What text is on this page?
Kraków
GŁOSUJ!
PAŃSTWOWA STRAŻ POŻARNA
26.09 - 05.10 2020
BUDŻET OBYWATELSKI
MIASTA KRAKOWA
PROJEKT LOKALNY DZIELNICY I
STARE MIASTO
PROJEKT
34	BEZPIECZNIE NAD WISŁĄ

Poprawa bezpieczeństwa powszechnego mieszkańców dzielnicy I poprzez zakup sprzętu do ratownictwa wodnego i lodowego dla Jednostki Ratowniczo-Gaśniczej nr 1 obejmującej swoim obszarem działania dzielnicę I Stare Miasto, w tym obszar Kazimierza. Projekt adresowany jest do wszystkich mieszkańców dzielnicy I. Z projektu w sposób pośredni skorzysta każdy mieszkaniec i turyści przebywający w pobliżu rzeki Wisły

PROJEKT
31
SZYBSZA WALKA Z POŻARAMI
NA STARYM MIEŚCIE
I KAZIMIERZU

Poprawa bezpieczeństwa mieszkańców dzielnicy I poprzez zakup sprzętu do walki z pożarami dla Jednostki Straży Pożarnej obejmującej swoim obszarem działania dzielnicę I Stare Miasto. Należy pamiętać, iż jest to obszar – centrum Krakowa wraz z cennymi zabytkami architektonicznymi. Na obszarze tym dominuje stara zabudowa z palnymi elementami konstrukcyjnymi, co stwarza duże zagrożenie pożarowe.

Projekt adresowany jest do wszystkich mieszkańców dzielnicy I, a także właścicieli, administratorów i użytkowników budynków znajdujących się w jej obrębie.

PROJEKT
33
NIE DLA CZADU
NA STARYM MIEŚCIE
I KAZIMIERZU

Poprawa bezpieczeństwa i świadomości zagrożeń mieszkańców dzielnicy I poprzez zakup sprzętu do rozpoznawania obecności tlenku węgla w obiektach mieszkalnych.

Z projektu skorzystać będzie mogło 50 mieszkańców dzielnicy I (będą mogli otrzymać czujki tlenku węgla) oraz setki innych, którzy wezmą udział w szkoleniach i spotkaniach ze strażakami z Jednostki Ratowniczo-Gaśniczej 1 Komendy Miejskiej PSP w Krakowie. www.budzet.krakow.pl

= = = = = = =

• **PROBLEM TO WORK ON**: From the entries, copy out each line containing the word "Gaśniczej".

• **TASK RESULT**:
Poprawa bezpieczeństwa powszechnego mieszkańców dzielnicy I poprzez zakup sprzętu do ratownictwa wodnego i lodowego dla Jednostki Ratowniczo-Gaśniczej nr 1 obejmującej swoim obszarem działania dzielnicę I Stare Miasto, w tym obszar Kazimierza. Projekt adresowany jest do wszystkich mieszkańców dzielnicy I. Z projektu w sposób pośredni skorzysta każdy mieszkaniec i turyści przebywający w pobliżu rzeki Wisły
Z projektu skorzystać będzie mogło 50 mieszkańców dzielnicy I (będą mogli otrzymać czujki tlenku węgla) oraz setki innych, którzy wezmą udział w szkoleniach i spotkaniach ze strażakami z Jednostki Ratowniczo-Gaśniczej 1 Komendy Miejskiej PSP w Krakowie. www.budzet.krakow.pl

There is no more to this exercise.